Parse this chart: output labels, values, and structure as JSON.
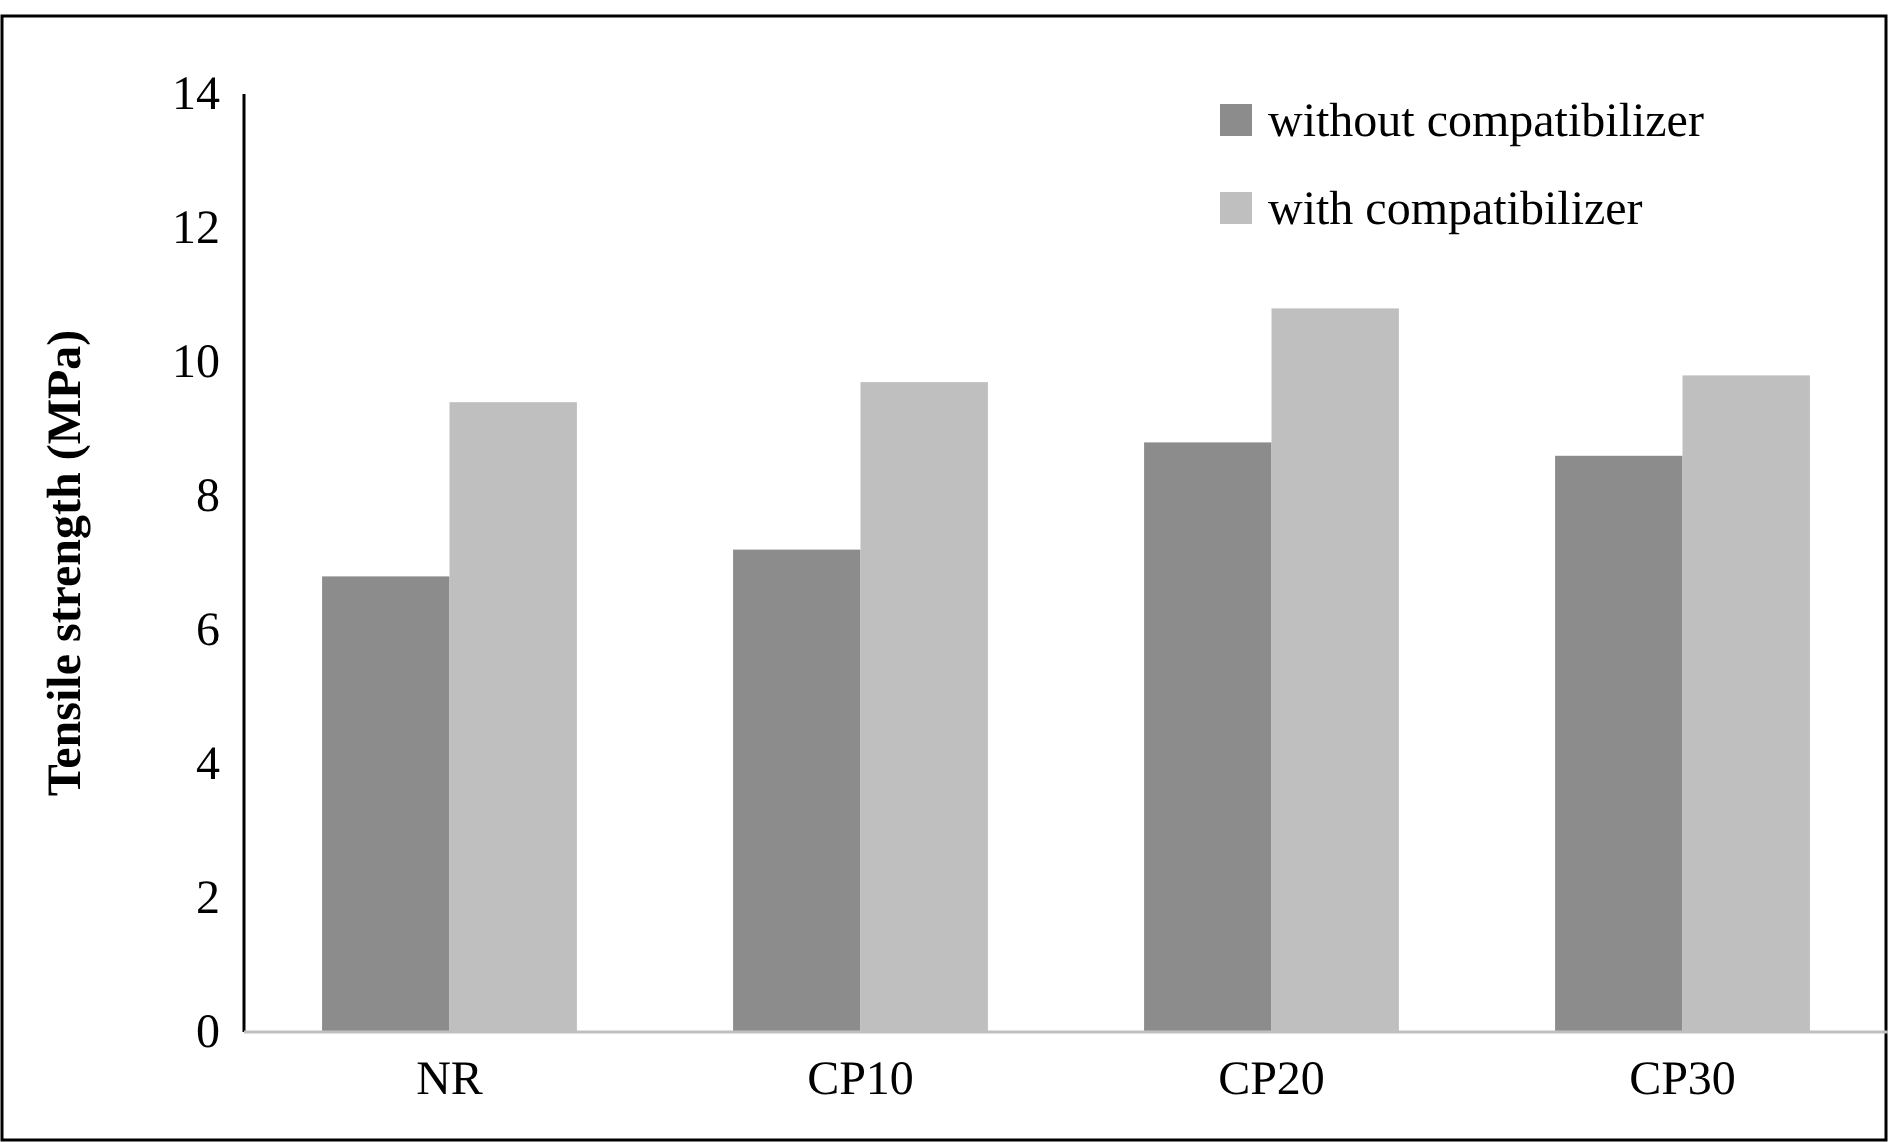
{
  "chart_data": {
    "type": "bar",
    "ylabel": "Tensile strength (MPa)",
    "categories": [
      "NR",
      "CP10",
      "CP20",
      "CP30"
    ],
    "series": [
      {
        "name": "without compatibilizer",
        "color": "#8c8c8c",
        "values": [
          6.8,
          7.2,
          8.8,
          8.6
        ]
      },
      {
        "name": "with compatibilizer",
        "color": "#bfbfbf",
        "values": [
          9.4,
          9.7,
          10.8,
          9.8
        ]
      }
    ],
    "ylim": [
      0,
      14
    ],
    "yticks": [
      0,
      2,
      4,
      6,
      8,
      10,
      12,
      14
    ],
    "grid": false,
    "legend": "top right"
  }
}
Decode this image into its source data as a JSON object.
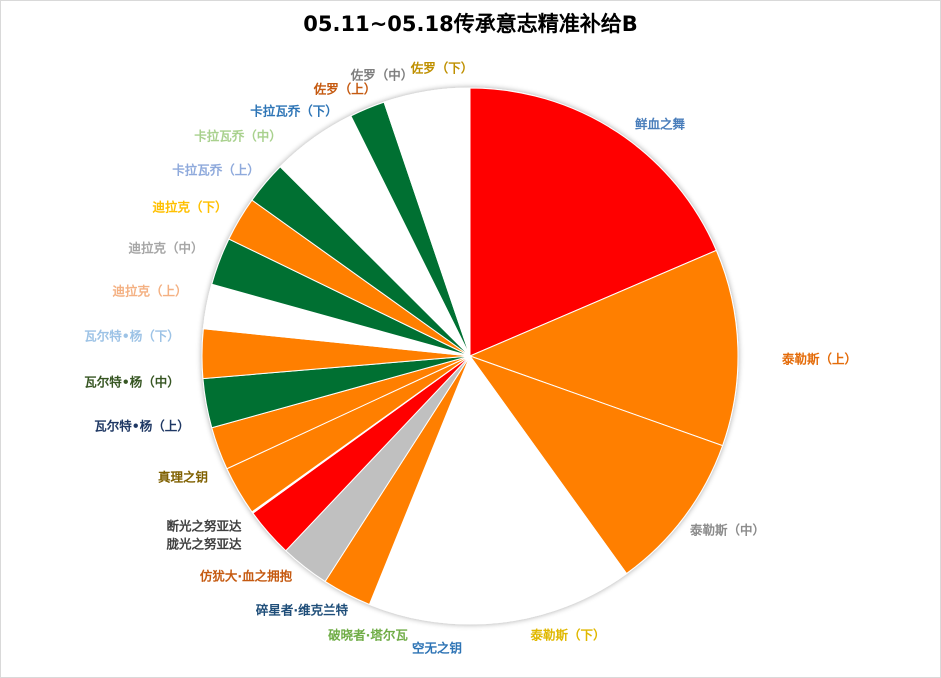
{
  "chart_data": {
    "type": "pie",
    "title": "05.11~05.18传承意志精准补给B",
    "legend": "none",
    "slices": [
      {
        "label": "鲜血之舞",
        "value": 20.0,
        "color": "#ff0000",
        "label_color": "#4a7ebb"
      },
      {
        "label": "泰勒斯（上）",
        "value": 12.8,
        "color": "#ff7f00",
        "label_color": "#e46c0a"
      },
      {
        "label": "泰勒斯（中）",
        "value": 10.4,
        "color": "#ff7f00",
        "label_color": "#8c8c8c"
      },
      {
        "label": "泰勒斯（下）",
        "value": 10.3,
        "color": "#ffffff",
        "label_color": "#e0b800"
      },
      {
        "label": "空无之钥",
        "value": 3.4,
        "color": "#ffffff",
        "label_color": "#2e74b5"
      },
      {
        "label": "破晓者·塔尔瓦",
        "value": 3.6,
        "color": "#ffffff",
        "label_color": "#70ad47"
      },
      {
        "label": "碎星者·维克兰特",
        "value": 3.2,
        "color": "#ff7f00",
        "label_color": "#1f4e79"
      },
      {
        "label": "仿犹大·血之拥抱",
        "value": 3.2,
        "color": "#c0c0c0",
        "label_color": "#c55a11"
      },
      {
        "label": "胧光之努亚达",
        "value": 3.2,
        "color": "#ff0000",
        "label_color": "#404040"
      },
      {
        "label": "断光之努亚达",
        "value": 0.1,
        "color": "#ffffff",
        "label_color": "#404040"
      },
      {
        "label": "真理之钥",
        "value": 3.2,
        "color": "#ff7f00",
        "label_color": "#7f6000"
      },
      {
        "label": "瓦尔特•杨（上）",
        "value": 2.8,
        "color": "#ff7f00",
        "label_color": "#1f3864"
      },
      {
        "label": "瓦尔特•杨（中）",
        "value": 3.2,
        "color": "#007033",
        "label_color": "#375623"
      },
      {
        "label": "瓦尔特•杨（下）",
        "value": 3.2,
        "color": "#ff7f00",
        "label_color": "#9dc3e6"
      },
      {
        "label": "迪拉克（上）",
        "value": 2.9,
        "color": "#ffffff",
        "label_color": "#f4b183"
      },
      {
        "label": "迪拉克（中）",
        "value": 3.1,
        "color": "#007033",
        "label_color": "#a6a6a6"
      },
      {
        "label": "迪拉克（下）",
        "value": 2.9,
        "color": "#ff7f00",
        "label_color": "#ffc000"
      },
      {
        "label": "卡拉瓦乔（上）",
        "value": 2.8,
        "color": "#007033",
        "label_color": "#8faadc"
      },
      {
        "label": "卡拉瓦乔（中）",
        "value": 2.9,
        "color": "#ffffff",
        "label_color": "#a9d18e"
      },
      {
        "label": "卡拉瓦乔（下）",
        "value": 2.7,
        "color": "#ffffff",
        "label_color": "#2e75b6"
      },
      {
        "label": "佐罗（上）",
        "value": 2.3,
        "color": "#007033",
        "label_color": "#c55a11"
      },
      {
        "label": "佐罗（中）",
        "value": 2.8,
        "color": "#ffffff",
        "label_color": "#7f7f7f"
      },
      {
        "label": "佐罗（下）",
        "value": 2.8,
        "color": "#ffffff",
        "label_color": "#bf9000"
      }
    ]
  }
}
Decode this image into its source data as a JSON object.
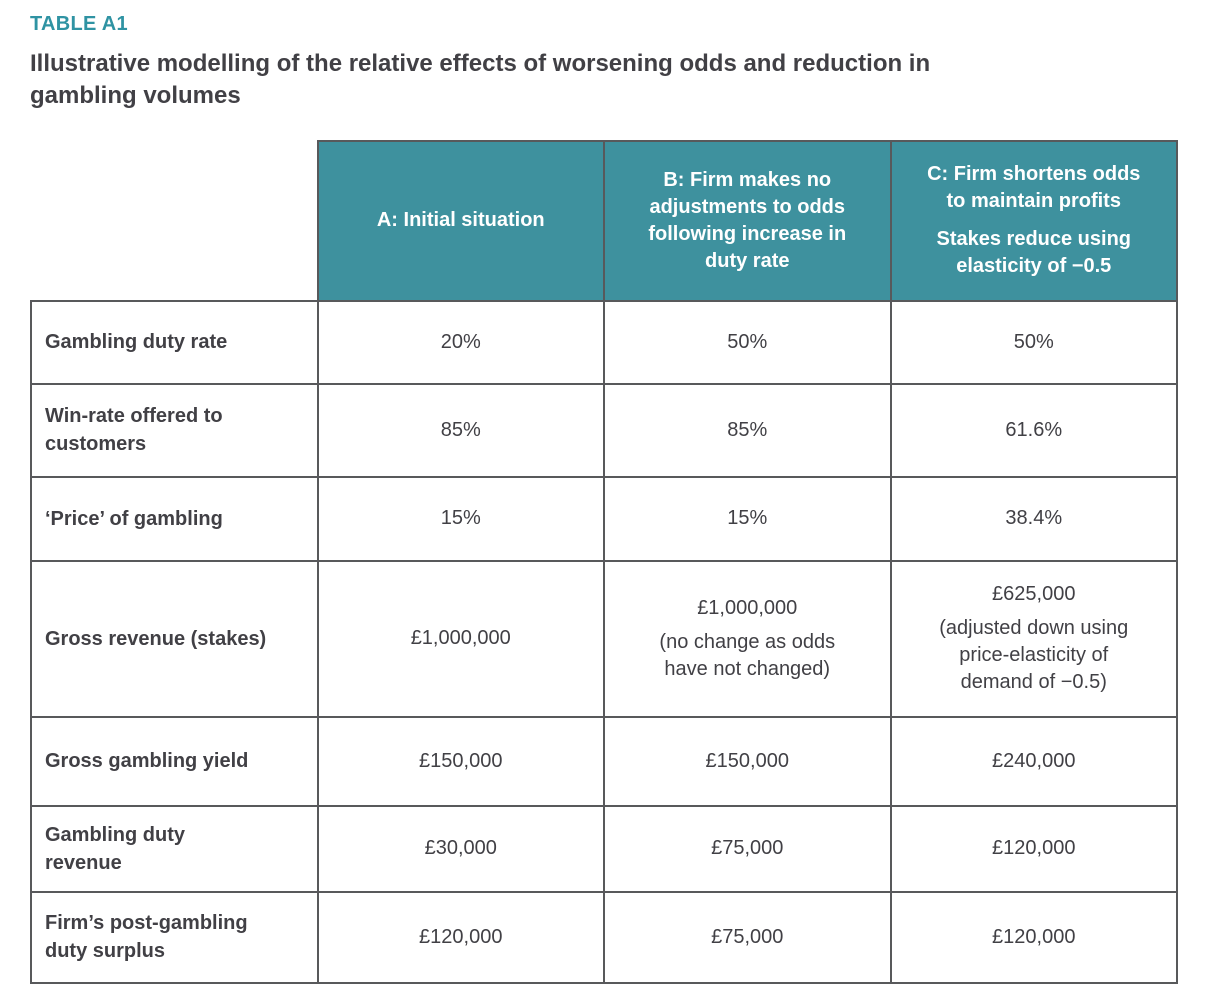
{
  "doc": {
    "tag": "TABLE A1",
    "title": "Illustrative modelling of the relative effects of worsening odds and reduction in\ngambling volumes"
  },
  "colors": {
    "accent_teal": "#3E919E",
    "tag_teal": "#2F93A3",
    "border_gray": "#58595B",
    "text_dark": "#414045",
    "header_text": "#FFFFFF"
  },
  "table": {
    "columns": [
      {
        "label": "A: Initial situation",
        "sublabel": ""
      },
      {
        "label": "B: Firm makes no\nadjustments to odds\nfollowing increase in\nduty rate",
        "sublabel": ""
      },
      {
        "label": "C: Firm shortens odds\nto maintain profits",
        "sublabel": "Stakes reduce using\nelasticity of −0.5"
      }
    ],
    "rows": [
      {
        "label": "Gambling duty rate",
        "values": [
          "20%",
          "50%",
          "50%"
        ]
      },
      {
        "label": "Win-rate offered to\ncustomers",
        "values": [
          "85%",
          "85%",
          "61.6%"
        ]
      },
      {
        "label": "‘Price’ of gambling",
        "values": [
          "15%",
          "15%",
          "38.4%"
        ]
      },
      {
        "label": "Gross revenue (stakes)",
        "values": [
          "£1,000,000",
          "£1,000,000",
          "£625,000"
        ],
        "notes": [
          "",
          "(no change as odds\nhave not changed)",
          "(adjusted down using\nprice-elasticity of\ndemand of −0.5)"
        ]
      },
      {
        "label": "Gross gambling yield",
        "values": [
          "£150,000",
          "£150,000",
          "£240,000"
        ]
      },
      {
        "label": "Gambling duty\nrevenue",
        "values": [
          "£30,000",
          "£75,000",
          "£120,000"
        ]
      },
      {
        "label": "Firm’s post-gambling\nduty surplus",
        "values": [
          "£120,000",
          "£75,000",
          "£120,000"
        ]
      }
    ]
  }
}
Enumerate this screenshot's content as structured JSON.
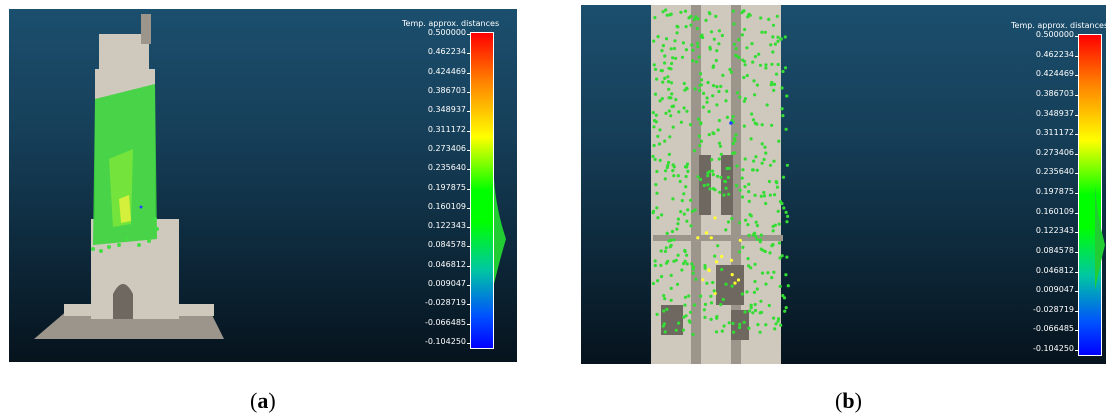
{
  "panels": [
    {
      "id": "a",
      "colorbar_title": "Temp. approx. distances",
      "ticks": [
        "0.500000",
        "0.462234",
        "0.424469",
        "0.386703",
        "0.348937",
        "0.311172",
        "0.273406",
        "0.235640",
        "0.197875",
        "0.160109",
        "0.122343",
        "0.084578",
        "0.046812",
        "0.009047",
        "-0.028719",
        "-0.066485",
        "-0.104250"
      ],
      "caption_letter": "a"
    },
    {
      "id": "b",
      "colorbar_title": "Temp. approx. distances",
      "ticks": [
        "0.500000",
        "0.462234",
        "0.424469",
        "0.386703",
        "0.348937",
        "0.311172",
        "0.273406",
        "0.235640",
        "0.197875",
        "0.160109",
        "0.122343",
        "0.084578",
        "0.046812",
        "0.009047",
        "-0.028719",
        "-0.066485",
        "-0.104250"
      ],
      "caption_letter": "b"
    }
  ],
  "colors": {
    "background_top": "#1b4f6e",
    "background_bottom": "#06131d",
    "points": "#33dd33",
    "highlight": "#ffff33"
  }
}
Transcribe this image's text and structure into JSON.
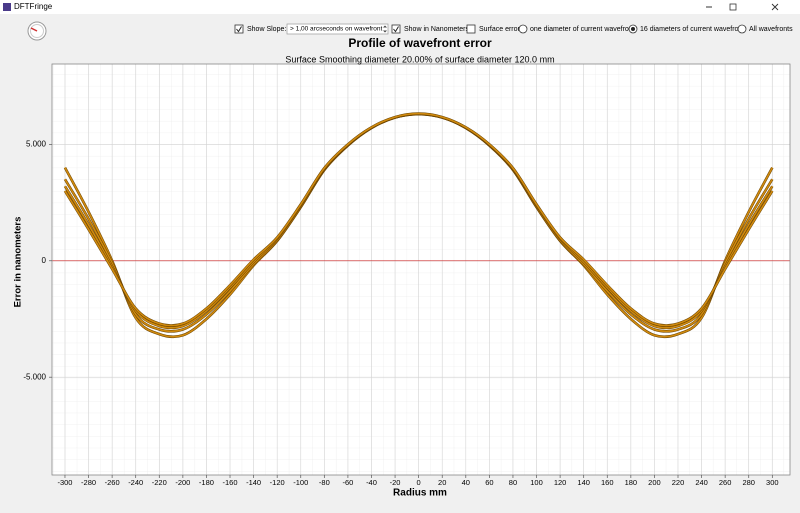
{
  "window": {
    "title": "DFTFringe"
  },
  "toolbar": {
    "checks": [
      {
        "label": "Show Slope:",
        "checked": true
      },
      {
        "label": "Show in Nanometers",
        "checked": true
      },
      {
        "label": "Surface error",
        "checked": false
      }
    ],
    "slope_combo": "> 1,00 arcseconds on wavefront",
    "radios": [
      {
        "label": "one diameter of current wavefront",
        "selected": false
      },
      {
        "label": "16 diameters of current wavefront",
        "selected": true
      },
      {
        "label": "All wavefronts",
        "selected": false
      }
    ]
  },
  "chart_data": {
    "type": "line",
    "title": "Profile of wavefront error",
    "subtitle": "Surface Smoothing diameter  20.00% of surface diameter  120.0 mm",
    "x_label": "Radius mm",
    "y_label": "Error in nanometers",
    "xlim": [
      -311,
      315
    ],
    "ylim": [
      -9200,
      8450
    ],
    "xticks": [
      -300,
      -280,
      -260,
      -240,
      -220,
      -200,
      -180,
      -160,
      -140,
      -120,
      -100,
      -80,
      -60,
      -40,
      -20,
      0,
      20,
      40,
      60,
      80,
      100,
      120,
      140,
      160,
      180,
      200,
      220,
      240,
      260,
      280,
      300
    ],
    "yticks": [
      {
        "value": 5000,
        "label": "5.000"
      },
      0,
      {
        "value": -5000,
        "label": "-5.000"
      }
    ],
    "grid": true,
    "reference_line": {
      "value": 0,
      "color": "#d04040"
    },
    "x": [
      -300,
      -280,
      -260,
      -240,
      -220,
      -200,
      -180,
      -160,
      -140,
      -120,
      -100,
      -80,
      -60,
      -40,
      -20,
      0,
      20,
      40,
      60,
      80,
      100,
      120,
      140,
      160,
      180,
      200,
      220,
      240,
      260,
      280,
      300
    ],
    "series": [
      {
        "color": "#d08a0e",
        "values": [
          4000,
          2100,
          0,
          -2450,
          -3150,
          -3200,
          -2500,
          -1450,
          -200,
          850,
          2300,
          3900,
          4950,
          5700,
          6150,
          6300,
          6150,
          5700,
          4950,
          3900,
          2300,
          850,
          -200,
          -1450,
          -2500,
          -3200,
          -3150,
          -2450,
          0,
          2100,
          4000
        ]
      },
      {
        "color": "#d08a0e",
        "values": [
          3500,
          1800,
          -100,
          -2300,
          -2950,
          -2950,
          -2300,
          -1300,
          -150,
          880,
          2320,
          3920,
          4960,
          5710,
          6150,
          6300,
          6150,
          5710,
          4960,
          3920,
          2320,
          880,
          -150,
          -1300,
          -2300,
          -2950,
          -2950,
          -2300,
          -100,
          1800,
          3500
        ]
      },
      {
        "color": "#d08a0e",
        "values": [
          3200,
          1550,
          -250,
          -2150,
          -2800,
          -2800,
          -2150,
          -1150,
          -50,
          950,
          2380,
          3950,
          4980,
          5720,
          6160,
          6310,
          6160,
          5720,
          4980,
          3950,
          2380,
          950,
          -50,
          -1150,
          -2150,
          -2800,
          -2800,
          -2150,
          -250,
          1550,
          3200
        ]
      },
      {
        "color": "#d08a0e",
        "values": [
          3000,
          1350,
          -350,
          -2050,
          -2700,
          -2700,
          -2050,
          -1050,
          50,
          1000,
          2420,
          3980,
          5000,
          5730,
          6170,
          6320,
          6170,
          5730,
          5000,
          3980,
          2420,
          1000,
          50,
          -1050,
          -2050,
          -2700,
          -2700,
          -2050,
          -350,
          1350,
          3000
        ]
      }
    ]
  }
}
--
→ REQUEST: Extract from the material all lines containing the string "compatibilizer".

→ ANSWER:
        "name": "without compatibilizer",
        "name": "with compatibilizer",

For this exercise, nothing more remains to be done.